§ Do this
Give the data again exactly as written, skipping any pictures.

§ Supplied entries
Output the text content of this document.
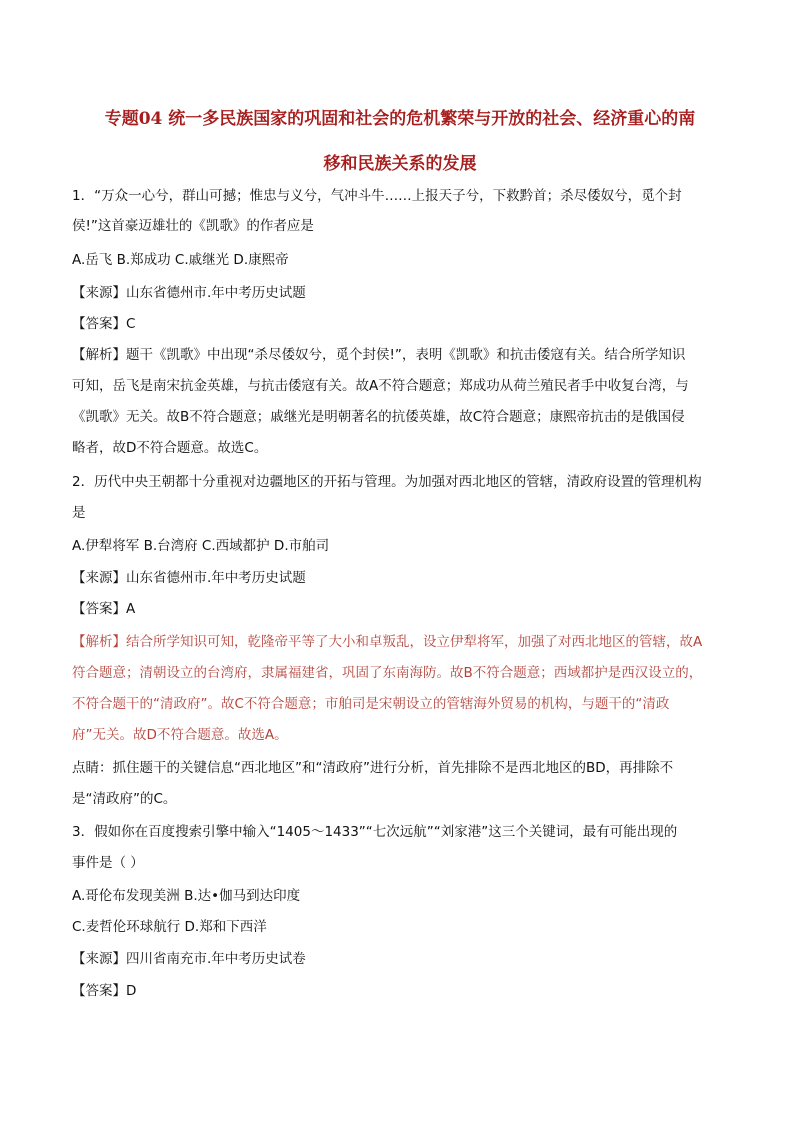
专题04 统一多民族国家的巩固和社会的危机繁荣与开放的社会、经济重心的南
移和民族关系的发展
1．“万众一心兮，群山可撼；惟忠与义兮，气冲斗牛……上报天子兮，下救黔首；杀尽倭奴兮，觅个封
侯!”这首豪迈雄壮的《凯歌》的作者应是
A.岳飞 B.郑成功 C.戚继光 D.康熙帝
【来源】山东省德州市.年中考历史试题
【答案】C
【解析】题干《凯歌》中出现“杀尽倭奴兮，觅个封侯!”，表明《凯歌》和抗击倭寇有关。结合所学知识
可知，岳飞是南宋抗金英雄，与抗击倭寇有关。故A不符合题意；郑成功从荷兰殖民者手中收复台湾，与
《凯歌》无关。故B不符合题意；戚继光是明朝著名的抗倭英雄，故C符合题意；康熙帝抗击的是俄国侵
略者，故D不符合题意。故选C。
2．历代中央王朝都十分重视对边疆地区的开拓与管理。为加强对西北地区的管辖，清政府设置的管理机构
是
A.伊犁将军 B.台湾府 C.西域都护 D.市舶司
【来源】山东省德州市.年中考历史试题
【答案】A
【解析】结合所学知识可知，乾隆帝平等了大小和卓叛乱，设立伊犁将军，加强了对西北地区的管辖，故A
符合题意；清朝设立的台湾府，隶属福建省，巩固了东南海防。故B不符合题意；西域都护是西汉设立的，
不符合题干的“清政府”。故C不符合题意；市舶司是宋朝设立的管辖海外贸易的机构，与题干的“清政
府”无关。故D不符合题意。故选A。
点睛：抓住题干的关键信息“西北地区”和“清政府”进行分析，首先排除不是西北地区的BD，再排除不
是“清政府”的C。
3．假如你在百度搜索引擎中输入“1405～1433”“七次远航”“刘家港”这三个关键词，最有可能出现的
事件是（ ）
A.哥伦布发现美洲 B.达•伽马到达印度
C.麦哲伦环球航行 D.郑和下西洋
【来源】四川省南充市.年中考历史试卷
【答案】D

§ The solution
Output the text content of this document.
专题04 统一多民族国家的巩固和社会的危机繁荣与开放的社会、经济重心的南
移和民族关系的发展
1．“万众一心兮，群山可撼；惟忠与义兮，气冲斗牛……上报天子兮，下救黔首；杀尽倭奴兮，觅个封
侯!”这首豪迈雄壮的《凯歌》的作者应是
A.岳飞 B.郑成功 C.戚继光 D.康熙帝
【来源】山东省德州市.年中考历史试题
【答案】C
【解析】题干《凯歌》中出现“杀尽倭奴兮，觅个封侯!”，表明《凯歌》和抗击倭寇有关。结合所学知识
可知，岳飞是南宋抗金英雄，与抗击倭寇有关。故A不符合题意；郑成功从荷兰殖民者手中收复台湾，与
《凯歌》无关。故B不符合题意；戚继光是明朝著名的抗倭英雄，故C符合题意；康熙帝抗击的是俄国侵
略者，故D不符合题意。故选C。
2．历代中央王朝都十分重视对边疆地区的开拓与管理。为加强对西北地区的管辖，清政府设置的管理机构
是
A.伊犁将军 B.台湾府 C.西域都护 D.市舶司
【来源】山东省德州市.年中考历史试题
【答案】A
【解析】结合所学知识可知，乾隆帝平等了大小和卓叛乱，设立伊犁将军，加强了对西北地区的管辖，故A
符合题意；清朝设立的台湾府，隶属福建省，巩固了东南海防。故B不符合题意；西域都护是西汉设立的，
不符合题干的“清政府”。故C不符合题意；市舶司是宋朝设立的管辖海外贸易的机构，与题干的“清政
府”无关。故D不符合题意。故选A。
点睛：抓住题干的关键信息“西北地区”和“清政府”进行分析，首先排除不是西北地区的BD，再排除不
是“清政府”的C。
3．假如你在百度搜索引擎中输入“1405～1433”“七次远航”“刘家港”这三个关键词，最有可能出现的
事件是（ ）
A.哥伦布发现美洲 B.达•伽马到达印度
C.麦哲伦环球航行 D.郑和下西洋
【来源】四川省南充市.年中考历史试卷
【答案】D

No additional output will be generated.